(Dataset items)
= = =
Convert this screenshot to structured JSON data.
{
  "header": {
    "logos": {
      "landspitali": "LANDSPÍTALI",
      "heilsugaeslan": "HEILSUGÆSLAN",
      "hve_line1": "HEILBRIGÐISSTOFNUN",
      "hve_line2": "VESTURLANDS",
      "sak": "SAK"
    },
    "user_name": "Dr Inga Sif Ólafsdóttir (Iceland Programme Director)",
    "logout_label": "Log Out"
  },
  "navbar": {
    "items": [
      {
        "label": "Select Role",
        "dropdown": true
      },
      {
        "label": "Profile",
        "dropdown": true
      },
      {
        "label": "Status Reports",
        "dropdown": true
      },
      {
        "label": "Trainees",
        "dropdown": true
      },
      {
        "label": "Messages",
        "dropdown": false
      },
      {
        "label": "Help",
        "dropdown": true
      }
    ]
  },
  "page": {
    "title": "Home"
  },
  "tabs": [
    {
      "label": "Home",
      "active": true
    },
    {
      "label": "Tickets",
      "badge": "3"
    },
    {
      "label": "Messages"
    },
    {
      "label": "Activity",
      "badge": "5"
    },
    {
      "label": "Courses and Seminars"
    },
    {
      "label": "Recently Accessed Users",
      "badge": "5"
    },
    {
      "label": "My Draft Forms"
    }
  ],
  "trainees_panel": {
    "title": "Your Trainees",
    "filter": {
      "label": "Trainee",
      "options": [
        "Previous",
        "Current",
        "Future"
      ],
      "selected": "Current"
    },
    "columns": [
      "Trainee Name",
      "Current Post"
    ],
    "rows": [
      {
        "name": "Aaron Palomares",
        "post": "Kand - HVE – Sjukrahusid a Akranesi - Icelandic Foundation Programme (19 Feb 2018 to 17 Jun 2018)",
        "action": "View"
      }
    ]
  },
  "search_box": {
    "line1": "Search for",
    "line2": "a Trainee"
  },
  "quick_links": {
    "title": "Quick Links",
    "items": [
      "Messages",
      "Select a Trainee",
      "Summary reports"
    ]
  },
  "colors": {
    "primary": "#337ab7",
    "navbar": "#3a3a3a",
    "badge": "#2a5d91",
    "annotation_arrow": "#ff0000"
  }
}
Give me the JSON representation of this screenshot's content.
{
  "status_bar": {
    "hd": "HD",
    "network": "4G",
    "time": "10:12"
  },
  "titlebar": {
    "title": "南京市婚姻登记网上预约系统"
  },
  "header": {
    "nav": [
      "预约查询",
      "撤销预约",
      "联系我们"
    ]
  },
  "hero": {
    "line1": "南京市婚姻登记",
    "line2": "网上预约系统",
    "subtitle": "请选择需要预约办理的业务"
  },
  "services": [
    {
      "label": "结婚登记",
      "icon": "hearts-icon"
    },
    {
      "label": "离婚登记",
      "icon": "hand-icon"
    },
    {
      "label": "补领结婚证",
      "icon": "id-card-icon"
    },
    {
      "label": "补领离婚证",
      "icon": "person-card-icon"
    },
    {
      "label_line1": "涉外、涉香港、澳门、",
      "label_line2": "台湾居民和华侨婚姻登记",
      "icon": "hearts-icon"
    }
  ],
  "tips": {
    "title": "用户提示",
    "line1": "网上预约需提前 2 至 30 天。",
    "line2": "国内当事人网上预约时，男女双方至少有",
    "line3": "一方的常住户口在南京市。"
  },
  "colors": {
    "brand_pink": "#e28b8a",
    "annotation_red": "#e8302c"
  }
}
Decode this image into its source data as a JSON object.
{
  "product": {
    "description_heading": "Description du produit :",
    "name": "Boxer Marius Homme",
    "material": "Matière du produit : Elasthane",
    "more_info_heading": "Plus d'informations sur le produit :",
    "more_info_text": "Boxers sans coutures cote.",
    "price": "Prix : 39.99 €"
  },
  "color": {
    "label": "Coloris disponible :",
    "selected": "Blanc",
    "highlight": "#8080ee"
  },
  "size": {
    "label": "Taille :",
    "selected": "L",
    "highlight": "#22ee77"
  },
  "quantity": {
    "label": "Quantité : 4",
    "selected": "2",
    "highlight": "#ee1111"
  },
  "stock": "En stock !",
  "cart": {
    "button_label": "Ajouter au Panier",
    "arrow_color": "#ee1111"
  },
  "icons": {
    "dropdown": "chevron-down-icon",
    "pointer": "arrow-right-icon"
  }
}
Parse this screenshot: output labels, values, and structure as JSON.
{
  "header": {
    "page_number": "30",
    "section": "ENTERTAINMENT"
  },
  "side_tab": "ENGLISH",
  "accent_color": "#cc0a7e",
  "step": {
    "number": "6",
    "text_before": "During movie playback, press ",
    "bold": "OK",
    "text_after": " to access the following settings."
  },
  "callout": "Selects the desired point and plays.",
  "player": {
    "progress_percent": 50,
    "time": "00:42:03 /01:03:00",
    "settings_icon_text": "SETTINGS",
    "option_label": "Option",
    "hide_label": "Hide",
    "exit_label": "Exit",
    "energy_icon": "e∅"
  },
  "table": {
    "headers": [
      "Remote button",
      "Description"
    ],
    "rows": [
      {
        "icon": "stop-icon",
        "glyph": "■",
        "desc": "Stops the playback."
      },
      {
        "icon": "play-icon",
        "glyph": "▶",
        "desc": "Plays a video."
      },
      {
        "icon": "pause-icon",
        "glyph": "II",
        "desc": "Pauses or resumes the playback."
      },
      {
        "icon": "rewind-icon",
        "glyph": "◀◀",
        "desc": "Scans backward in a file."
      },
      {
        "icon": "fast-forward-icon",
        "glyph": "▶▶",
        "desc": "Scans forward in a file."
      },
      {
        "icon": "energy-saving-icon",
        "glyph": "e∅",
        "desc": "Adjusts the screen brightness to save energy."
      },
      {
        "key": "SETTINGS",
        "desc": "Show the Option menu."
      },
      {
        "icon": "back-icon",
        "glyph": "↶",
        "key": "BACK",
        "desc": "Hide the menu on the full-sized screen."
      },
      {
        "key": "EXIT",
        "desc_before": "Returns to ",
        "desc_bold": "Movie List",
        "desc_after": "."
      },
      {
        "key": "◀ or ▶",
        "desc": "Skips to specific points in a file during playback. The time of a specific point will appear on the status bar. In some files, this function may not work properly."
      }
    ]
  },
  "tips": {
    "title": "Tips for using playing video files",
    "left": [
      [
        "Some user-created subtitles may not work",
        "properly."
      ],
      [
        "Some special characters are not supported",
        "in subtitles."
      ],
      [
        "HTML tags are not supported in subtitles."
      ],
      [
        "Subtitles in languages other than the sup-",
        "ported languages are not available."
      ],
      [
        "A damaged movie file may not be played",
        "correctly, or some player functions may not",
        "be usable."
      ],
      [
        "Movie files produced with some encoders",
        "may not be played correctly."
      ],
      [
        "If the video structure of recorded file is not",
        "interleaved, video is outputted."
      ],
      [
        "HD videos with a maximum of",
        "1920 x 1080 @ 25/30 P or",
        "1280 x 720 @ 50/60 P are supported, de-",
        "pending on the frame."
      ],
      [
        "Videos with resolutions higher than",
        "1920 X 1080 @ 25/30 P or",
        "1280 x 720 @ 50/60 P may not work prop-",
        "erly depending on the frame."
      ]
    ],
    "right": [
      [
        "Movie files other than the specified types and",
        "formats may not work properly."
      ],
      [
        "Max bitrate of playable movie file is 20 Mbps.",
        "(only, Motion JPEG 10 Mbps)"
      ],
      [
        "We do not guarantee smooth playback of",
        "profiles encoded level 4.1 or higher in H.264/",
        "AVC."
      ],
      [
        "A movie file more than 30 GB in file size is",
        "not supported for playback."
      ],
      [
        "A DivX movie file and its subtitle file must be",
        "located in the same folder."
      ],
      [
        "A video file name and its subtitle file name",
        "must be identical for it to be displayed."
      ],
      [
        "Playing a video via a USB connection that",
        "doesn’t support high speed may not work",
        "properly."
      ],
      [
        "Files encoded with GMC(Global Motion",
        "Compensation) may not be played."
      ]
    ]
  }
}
= = =
Extract the complete data, matching each line exactly.

Convert this screenshot to structured JSON data.
{
  "header": {
    "logos": {
      "landspitali": "LANDSPÍTALI",
      "heilsugaeslan": "HEILSUGÆSLAN",
      "hve_line1": "HEILBRIGÐISSTOFNUN",
      "hve_line2": "VESTURLANDS",
      "sak": "SAK"
    },
    "user_name": "Dr Inga Sif Ólafsdóttir (Iceland Programme Director)",
    "logout_label": "Log Out"
  },
  "navbar": {
    "items": [
      {
        "label": "Select Role",
        "dropdown": true
      },
      {
        "label": "Profile",
        "dropdown": true
      },
      {
        "label": "Status Reports",
        "dropdown": true
      },
      {
        "label": "Trainees",
        "dropdown": true
      },
      {
        "label": "Messages",
        "dropdown": false
      },
      {
        "label": "Help",
        "dropdown": true
      }
    ]
  },
  "page": {
    "title": "Home"
  },
  "tabs": [
    {
      "label": "Home",
      "active": true
    },
    {
      "label": "Tickets",
      "badge": "3"
    },
    {
      "label": "Messages"
    },
    {
      "label": "Activity",
      "badge": "5"
    },
    {
      "label": "Courses and Seminars"
    },
    {
      "label": "Recently Accessed Users",
      "badge": "5"
    },
    {
      "label": "My Draft Forms"
    }
  ],
  "trainees_panel": {
    "title": "Your Trainees",
    "filter": {
      "label": "Trainee",
      "options": [
        "Previous",
        "Current",
        "Future"
      ],
      "selected": "Current"
    },
    "columns": [
      "Trainee Name",
      "Current Post"
    ],
    "rows": [
      {
        "name": "Aaron Palomares",
        "post": "Kand - HVE – Sjukrahusid a Akranesi - Icelandic Foundation Programme (19 Feb 2018 to 17 Jun 2018)",
        "action": "View"
      }
    ]
  },
  "search_box": {
    "line1": "Search for",
    "line2": "a Trainee"
  },
  "quick_links": {
    "title": "Quick Links",
    "items": [
      "Messages",
      "Select a Trainee",
      "Summary reports"
    ]
  },
  "colors": {
    "primary": "#337ab7",
    "navbar": "#3a3a3a",
    "badge": "#2a5d91",
    "annotation_arrow": "#ff0000"
  }
}
Give me the JSON representation of this screenshot's content.
{
  "status_bar": {
    "hd": "HD",
    "network": "4G",
    "time": "10:12"
  },
  "titlebar": {
    "title": "南京市婚姻登记网上预约系统"
  },
  "header": {
    "nav": [
      "预约查询",
      "撤销预约",
      "联系我们"
    ]
  },
  "hero": {
    "line1": "南京市婚姻登记",
    "line2": "网上预约系统",
    "subtitle": "请选择需要预约办理的业务"
  },
  "services": [
    {
      "label": "结婚登记",
      "icon": "hearts-icon"
    },
    {
      "label": "离婚登记",
      "icon": "hand-icon"
    },
    {
      "label": "补领结婚证",
      "icon": "id-card-icon"
    },
    {
      "label": "补领离婚证",
      "icon": "person-card-icon"
    },
    {
      "label_line1": "涉外、涉香港、澳门、",
      "label_line2": "台湾居民和华侨婚姻登记",
      "icon": "hearts-icon"
    }
  ],
  "tips": {
    "title": "用户提示",
    "line1": "网上预约需提前 2 至 30 天。",
    "line2": "国内当事人网上预约时，男女双方至少有",
    "line3": "一方的常住户口在南京市。"
  },
  "colors": {
    "brand_pink": "#e28b8a",
    "annotation_red": "#e8302c"
  }
}
Decode this image into its source data as a JSON object.
{
  "product": {
    "description_heading": "Description du produit :",
    "name": "Boxer Marius Homme",
    "material": "Matière du produit : Elasthane",
    "more_info_heading": "Plus d'informations sur le produit :",
    "more_info_text": "Boxers sans coutures cote.",
    "price": "Prix : 39.99 €"
  },
  "color": {
    "label": "Coloris disponible :",
    "selected": "Blanc",
    "highlight": "#8080ee"
  },
  "size": {
    "label": "Taille :",
    "selected": "L",
    "highlight": "#22ee77"
  },
  "quantity": {
    "label": "Quantité : 4",
    "selected": "2",
    "highlight": "#ee1111"
  },
  "stock": "En stock !",
  "cart": {
    "button_label": "Ajouter au Panier",
    "arrow_color": "#ee1111"
  },
  "icons": {
    "dropdown": "chevron-down-icon",
    "pointer": "arrow-right-icon"
  }
}
Parse this screenshot: output labels, values, and structure as JSON.
{
  "header": {
    "page_number": "30",
    "section": "ENTERTAINMENT"
  },
  "side_tab": "ENGLISH",
  "accent_color": "#cc0a7e",
  "step": {
    "number": "6",
    "text_before": "During movie playback, press ",
    "bold": "OK",
    "text_after": " to access the following settings."
  },
  "callout": "Selects the desired point and plays.",
  "player": {
    "progress_percent": 50,
    "time": "00:42:03 /01:03:00",
    "settings_icon_text": "SETTINGS",
    "option_label": "Option",
    "hide_label": "Hide",
    "exit_label": "Exit",
    "energy_icon": "e∅"
  },
  "table": {
    "headers": [
      "Remote button",
      "Description"
    ],
    "rows": [
      {
        "icon": "stop-icon",
        "glyph": "■",
        "desc": "Stops the playback."
      },
      {
        "icon": "play-icon",
        "glyph": "▶",
        "desc": "Plays a video."
      },
      {
        "icon": "pause-icon",
        "glyph": "II",
        "desc": "Pauses or resumes the playback."
      },
      {
        "icon": "rewind-icon",
        "glyph": "◀◀",
        "desc": "Scans backward in a file."
      },
      {
        "icon": "fast-forward-icon",
        "glyph": "▶▶",
        "desc": "Scans forward in a file."
      },
      {
        "icon": "energy-saving-icon",
        "glyph": "e∅",
        "desc": "Adjusts the screen brightness to save energy."
      },
      {
        "key": "SETTINGS",
        "desc": "Show the Option menu."
      },
      {
        "icon": "back-icon",
        "glyph": "↶",
        "key": "BACK",
        "desc": "Hide the menu on the full-sized screen."
      },
      {
        "key": "EXIT",
        "desc_before": "Returns to ",
        "desc_bold": "Movie List",
        "desc_after": "."
      },
      {
        "key": "◀ or ▶",
        "desc": "Skips to specific points in a file during playback. The time of a specific point will appear on the status bar. In some files, this function may not work properly."
      }
    ]
  },
  "tips": {
    "title": "Tips for using playing video files",
    "left": [
      [
        "Some user-created subtitles may not work",
        "properly."
      ],
      [
        "Some special characters are not supported",
        "in subtitles."
      ],
      [
        "HTML tags are not supported in subtitles."
      ],
      [
        "Subtitles in languages other than the sup-",
        "ported languages are not available."
      ],
      [
        "A damaged movie file may not be played",
        "correctly, or some player functions may not",
        "be usable."
      ],
      [
        "Movie files produced with some encoders",
        "may not be played correctly."
      ],
      [
        "If the video structure of recorded file is not",
        "interleaved, video is outputted."
      ],
      [
        "HD videos with a maximum of",
        "1920 x 1080 @ 25/30 P or",
        "1280 x 720 @ 50/60 P are supported, de-",
        "pending on the frame."
      ],
      [
        "Videos with resolutions higher than",
        "1920 X 1080 @ 25/30 P or",
        "1280 x 720 @ 50/60 P may not work prop-",
        "erly depending on the frame."
      ]
    ],
    "right": [
      [
        "Movie files other than the specified types and",
        "formats may not work properly."
      ],
      [
        "Max bitrate of playable movie file is 20 Mbps.",
        "(only, Motion JPEG 10 Mbps)"
      ],
      [
        "We do not guarantee smooth playback of",
        "profiles encoded level 4.1 or higher in H.264/",
        "AVC."
      ],
      [
        "A movie file more than 30 GB in file size is",
        "not supported for playback."
      ],
      [
        "A DivX movie file and its subtitle file must be",
        "located in the same folder."
      ],
      [
        "A video file name and its subtitle file name",
        "must be identical for it to be displayed."
      ],
      [
        "Playing a video via a USB connection that",
        "doesn’t support high speed may not work",
        "properly."
      ],
      [
        "Files encoded with GMC(Global Motion",
        "Compensation) may not be played."
      ]
    ]
  }
}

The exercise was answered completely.